[REQUIRED TASKS]
(a) Rewrite the TechArt commentary starting at "In this same" and ending at "counterparts, however, ignored.", changing "Global South" to "Majority World".
(b) Answer these questions from the TechArt commentary:
(i) On what date was the dialogue "Showcasing TechArt" held?
(ii) Which early western modernist technologies are named as contributing to the colonial vision?
(iii) Which technologies were brought from the West to the East, and from Global North to the Global South?
(c) Continue the TechArt commentary after its final sentence.

[SOURCE EXTRACT]
During yesterday’s (28 October 2020) dialogue “Showcasing TechArt”, the presenter, founder of Eyemyth, India, Avinash Kumar provided with a very interesting perspective on “TechArt” when he lamented that a proliferation of “High Tech (Media) Arts” in India is out of context as there is little exposure to and interest in these works. One wonders what is “High” in terms of making a hierarchy of technological affordances and usage.
When it comes to making a taxonomy and nomenclature of what is termed “TechArt” – one may ponder over the archeology of what is understood as “Technology” – which is often a Western concept of linear progression, and in essence is a modernist tool. If we take a historical perspective, in South Asia, the transfer and transmission of modernist technologies took place as a colonialist and imperialist strategy of control, quantify, and exploit the resources of the Global South: South Asia, Africa, Middle East and the Latin Americas. In South Asia, invent of such technologies happened through colonial models of development, benefiting mostly the imperial powers. Early western modernist technologies, such as recording, photography, radio and cinema: all contributed to this vision. It is only the colonial subjects, who gradually hacked into these technologies and reclaimed, as well as appropriated them to produce new hybrid kinds of post-modern aesthetic practices.
In this same line of technological transmission and transfer, transistors, electronic circuits, digital and computing technologies were also brought from the West to the East, and from Global North to the Global South, but not the other way round. Global North’s condescending approach towards the colonised South didn’t allow much equal distribution of power, knowledge and aesthetic understanding. However, South Asia (and the Global South) has been the house of some oldest and time-tested cultural practices, in visual, literary and sonic realm. There was no reason to make a hierarchy of knowledge and culture, if we listen to some of pre-modern aesthetic practices where a pre-modern concept of technology existed, and which was as intricate as its global counterparts, however, ignored.

[Dataset items]
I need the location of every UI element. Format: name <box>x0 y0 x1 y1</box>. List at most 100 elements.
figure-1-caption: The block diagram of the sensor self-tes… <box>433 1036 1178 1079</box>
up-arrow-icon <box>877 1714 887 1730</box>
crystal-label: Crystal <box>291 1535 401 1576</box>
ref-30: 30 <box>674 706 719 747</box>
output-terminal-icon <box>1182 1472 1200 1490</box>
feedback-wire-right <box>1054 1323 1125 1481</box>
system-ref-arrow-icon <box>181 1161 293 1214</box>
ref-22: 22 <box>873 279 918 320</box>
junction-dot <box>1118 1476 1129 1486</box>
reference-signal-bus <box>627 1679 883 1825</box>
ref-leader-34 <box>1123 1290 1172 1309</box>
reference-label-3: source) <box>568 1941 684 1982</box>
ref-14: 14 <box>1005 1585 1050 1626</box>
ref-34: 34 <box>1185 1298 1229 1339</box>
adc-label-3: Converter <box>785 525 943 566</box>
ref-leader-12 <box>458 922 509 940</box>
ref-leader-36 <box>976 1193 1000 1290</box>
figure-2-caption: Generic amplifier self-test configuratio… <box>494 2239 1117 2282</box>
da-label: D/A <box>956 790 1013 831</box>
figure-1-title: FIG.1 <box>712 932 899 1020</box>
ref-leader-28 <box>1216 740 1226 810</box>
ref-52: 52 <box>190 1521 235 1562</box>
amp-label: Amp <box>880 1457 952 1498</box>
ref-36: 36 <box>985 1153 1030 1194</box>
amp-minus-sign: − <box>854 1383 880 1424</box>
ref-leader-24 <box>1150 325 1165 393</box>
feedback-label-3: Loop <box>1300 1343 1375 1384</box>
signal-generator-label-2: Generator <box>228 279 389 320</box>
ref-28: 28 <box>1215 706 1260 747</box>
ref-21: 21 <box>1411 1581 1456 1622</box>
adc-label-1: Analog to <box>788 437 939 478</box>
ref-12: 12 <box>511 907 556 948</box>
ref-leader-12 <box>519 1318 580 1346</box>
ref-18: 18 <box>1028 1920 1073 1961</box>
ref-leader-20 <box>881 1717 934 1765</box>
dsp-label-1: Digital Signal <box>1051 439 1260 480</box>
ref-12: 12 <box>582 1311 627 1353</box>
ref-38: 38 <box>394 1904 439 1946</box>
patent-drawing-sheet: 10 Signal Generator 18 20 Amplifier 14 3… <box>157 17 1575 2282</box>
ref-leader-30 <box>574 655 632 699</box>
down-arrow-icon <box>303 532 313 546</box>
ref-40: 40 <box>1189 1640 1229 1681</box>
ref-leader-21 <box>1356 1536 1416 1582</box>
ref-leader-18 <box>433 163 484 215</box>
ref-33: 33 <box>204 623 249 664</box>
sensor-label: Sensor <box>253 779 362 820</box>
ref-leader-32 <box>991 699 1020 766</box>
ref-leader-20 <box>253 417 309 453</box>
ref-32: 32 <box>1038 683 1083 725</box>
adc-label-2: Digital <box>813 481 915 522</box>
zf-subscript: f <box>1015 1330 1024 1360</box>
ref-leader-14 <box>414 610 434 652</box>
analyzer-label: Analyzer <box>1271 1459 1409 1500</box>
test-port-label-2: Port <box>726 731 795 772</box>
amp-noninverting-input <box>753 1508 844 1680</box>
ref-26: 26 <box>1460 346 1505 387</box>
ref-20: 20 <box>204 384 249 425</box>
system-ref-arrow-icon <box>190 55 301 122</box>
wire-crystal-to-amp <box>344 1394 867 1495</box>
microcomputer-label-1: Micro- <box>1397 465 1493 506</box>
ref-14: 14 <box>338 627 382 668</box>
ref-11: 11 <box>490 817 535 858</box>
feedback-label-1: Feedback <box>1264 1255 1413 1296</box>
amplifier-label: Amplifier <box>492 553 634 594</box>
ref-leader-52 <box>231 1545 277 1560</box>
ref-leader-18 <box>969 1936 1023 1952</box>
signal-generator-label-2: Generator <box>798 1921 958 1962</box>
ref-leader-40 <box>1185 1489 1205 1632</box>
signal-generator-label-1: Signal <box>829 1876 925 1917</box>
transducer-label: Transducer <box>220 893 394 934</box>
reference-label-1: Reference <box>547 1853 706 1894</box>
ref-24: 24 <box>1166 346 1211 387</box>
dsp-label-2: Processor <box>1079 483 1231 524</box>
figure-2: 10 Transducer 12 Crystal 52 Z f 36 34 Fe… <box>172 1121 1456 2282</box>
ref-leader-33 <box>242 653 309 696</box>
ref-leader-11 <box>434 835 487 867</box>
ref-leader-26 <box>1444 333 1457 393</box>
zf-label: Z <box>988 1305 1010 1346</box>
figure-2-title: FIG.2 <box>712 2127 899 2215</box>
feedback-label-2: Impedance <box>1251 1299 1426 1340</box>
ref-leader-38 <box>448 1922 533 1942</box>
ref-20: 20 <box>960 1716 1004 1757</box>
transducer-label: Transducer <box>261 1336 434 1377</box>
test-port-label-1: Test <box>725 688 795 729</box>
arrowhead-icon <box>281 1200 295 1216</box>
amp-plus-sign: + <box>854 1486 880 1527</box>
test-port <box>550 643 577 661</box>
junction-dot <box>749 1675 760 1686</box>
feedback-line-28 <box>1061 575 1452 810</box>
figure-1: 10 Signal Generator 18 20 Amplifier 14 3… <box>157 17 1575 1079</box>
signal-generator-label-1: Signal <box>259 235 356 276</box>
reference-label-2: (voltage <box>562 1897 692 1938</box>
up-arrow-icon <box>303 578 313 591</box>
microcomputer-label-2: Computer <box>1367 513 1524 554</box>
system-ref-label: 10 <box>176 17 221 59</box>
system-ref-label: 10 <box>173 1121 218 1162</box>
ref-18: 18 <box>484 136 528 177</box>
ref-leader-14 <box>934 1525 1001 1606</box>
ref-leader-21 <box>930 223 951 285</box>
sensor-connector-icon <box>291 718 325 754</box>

[ANSWERS FOR THE TASKS]
(a)
In this same line of technological transmission and transfer, transistors, electronic circuits, digital and computing technologies were also brought from the West to the East, and from Global North to the Majority World, but not the other way round. Global North’s condescending approach towards the colonised South didn’t allow much equal distribution of power, knowledge and aesthetic understanding. However, South Asia (and the Majority World) has been the house of some oldest and time-tested cultural practices, in visual, literary and sonic realm. There was no reason to make a hierarchy of knowledge and culture, if we listen to some of pre-modern aesthetic practices where a pre-modern concept of technology existed, and which was as intricate as its global counterparts, however, ignored.

(b)
(i) 28 October 2020.
(ii) Recording, photography, radio and cinema.
(iii) Transistors, electronic circuits, digital and computing technologies.

(c)
One such technical achievement is classical instruments, such as Rudra Veena (picture above). If we look closely at the instrument, which usually performed within the Dhrupad tradition, the ancient-most sonic practice in South Asia, we will be astonished at the intricacy with which an aesthetic object was conceived and built in South Asia. The pre-modern technology was as effective as the technology we know today from a Western modernist and colonialist understanding of it.
Therefore, it makes no sense to adhere to the hierarchy of “high tech” and “low tech”, and define “TechArt” from a Western taxonomy, represented often by large-scale, immersive media arts proliferated in European and American TechArt festivals such as Ars Electronica. Given the rich examples of artistic practices using pre-modern technology in South Asia, I propose to redefine what “TechArt” is and decolonise the term to give long due credits to artists and artisans from the Global South.